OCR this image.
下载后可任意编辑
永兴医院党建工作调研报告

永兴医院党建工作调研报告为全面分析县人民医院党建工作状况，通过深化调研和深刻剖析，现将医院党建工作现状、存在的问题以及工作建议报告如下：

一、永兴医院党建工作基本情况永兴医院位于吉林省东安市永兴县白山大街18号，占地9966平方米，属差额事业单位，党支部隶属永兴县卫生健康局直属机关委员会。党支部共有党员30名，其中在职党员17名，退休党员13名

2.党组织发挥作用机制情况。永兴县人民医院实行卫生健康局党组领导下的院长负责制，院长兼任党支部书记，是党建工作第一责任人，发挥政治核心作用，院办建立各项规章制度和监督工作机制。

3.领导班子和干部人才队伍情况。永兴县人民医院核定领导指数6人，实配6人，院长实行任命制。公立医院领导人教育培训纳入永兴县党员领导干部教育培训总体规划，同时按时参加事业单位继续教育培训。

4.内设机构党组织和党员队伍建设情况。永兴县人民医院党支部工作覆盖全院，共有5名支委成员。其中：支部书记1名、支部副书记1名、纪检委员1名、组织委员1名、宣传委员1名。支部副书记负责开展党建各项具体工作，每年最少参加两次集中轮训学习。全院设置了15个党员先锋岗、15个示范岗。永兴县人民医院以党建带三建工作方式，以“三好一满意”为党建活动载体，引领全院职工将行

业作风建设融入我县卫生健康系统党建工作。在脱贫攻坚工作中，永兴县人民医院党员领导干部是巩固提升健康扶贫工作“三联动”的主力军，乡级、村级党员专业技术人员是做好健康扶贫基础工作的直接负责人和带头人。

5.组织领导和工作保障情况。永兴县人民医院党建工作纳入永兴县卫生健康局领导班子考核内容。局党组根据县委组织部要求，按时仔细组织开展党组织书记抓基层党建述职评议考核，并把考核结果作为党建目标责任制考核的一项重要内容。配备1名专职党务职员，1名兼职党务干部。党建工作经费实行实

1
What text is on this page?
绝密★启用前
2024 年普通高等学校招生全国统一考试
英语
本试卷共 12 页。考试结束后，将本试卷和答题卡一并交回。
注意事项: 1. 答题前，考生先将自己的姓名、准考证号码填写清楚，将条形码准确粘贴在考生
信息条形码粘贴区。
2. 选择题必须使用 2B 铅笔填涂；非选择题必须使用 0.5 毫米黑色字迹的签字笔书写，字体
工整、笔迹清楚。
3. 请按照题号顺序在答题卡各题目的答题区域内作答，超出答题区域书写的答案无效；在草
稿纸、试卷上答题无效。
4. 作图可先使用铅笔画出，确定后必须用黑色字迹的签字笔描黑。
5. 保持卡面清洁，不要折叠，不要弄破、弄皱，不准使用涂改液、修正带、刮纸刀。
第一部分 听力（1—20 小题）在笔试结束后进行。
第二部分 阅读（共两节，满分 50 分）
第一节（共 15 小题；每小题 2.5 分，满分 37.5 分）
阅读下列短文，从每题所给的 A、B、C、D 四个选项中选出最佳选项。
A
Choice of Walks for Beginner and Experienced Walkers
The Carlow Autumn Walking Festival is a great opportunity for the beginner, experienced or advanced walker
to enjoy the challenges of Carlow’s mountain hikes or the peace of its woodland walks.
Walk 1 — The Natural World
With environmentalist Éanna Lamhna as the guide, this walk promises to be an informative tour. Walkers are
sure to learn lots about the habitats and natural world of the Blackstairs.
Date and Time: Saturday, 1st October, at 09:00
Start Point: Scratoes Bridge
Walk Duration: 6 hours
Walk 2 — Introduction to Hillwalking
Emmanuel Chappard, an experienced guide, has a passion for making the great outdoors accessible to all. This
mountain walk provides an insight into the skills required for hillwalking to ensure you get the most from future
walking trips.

### SET TASK
Track down every line with the word "guide" and copy it.

### COMPLETE RESPONSE
With environmentalist Éanna Lamhna as the guide, this walk promises to be an informative tour. Walkers are
Emmanuel Chappard, an experienced guide, has a passion for making the great outdoors accessible to all. This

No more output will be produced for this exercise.